— START DATASET EXTRACT —
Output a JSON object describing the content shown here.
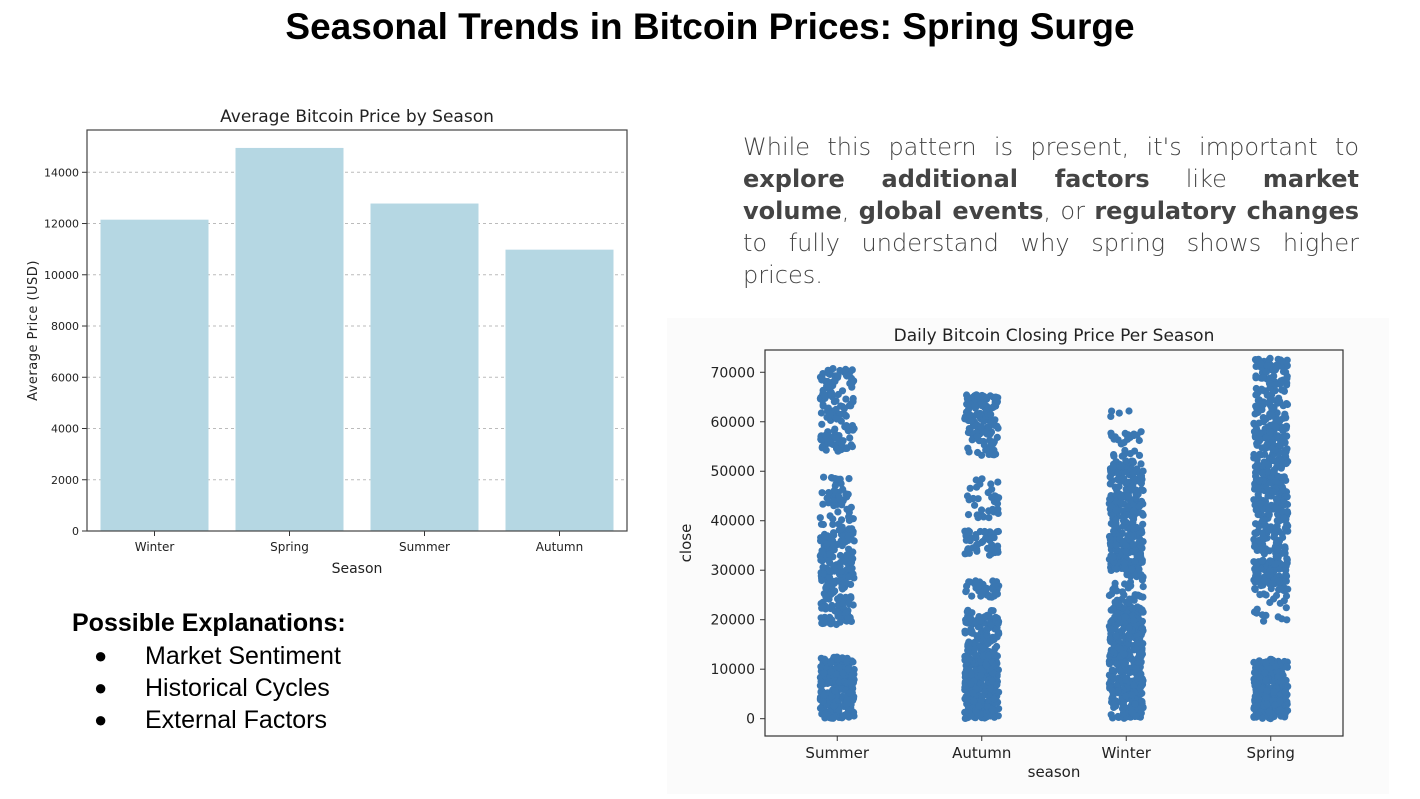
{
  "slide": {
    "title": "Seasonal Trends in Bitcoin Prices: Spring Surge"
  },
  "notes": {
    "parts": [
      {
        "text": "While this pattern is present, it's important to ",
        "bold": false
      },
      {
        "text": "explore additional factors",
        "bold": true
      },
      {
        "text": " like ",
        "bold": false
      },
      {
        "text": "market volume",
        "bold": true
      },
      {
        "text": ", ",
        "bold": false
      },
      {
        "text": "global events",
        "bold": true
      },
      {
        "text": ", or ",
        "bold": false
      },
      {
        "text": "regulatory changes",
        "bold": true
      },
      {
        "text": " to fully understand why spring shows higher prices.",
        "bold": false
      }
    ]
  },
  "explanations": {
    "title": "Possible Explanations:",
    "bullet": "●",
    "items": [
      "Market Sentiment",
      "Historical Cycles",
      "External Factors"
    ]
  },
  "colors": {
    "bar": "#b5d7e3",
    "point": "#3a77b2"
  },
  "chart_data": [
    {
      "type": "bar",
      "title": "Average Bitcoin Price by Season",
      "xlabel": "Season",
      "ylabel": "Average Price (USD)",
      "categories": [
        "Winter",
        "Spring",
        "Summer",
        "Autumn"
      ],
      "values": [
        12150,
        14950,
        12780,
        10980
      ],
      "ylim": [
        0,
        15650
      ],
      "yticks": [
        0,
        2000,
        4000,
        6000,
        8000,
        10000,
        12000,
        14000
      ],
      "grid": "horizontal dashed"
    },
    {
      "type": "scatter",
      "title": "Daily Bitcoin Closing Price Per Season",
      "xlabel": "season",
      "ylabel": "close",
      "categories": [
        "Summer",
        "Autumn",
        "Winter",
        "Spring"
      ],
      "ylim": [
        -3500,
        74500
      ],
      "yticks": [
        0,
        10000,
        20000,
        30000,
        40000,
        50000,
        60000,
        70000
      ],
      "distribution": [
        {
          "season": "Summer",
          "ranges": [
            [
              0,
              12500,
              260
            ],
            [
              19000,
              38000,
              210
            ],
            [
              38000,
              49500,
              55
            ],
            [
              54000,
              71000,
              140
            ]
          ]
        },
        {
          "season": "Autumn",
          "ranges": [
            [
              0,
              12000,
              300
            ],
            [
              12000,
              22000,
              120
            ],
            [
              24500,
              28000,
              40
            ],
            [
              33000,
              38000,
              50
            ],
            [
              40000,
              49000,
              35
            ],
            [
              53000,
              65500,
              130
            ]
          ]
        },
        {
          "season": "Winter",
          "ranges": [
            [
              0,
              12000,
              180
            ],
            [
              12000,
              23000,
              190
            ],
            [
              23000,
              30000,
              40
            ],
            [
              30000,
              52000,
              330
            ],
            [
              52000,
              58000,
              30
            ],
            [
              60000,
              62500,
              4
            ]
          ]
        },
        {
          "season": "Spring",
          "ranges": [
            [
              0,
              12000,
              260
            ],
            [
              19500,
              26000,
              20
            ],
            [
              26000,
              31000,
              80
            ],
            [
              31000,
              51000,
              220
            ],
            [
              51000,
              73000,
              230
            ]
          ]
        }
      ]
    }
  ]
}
— END DATASET EXTRACT —
WORK TO DO:
Read the lines above. Gather those in which the string "title" is found.

OUTPUT OF THE TASK:
    "title": "Seasonal Trends in Bitcoin Prices: Spring Surge"
    "title": "Possible Explanations:",
      "title": "Average Bitcoin Price by Season",
      "title": "Daily Bitcoin Closing Price Per Season",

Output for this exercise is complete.